Extracted records:

========

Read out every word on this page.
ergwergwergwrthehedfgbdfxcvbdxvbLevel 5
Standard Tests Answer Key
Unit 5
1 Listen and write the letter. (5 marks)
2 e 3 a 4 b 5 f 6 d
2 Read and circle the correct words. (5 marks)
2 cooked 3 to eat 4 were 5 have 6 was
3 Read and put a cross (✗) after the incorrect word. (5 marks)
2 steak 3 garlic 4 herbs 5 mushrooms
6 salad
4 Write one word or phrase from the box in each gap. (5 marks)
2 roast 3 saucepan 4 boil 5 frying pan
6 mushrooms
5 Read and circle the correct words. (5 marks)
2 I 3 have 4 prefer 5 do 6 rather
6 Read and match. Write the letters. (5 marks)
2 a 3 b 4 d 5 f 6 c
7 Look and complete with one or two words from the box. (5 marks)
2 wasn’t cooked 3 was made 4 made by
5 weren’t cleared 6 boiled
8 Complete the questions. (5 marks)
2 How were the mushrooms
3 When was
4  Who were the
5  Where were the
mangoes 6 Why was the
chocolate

========

What you are asked to do:
Extract every record and return it verbatim.

The solution:
Read out every word on this page.
ergwergwergwrthehedfgbdfxcvbdxvbLevel 5
Standard Tests Answer Key
Unit 5
1 Listen and write the letter. (5 marks)
2 e 3 a 4 b 5 f 6 d
2 Read and circle the correct words. (5 marks)
2 cooked 3 to eat 4 were 5 have 6 was
3 Read and put a cross (✗) after the incorrect word. (5 marks)
2 steak 3 garlic 4 herbs 5 mushrooms
6 salad
4 Write one word or phrase from the box in each gap. (5 marks)
2 roast 3 saucepan 4 boil 5 frying pan
6 mushrooms
5 Read and circle the correct words. (5 marks)
2 I 3 have 4 prefer 5 do 6 rather
6 Read and match. Write the letters. (5 marks)
2 a 3 b 4 d 5 f 6 c
7 Look and complete with one or two words from the box. (5 marks)
2 wasn’t cooked 3 was made 4 made by
5 weren’t cleared 6 boiled
8 Complete the questions. (5 marks)
2 How were the mushrooms
3 When was
4  Who were the
5  Where were the
mangoes 6 Why was the
chocolate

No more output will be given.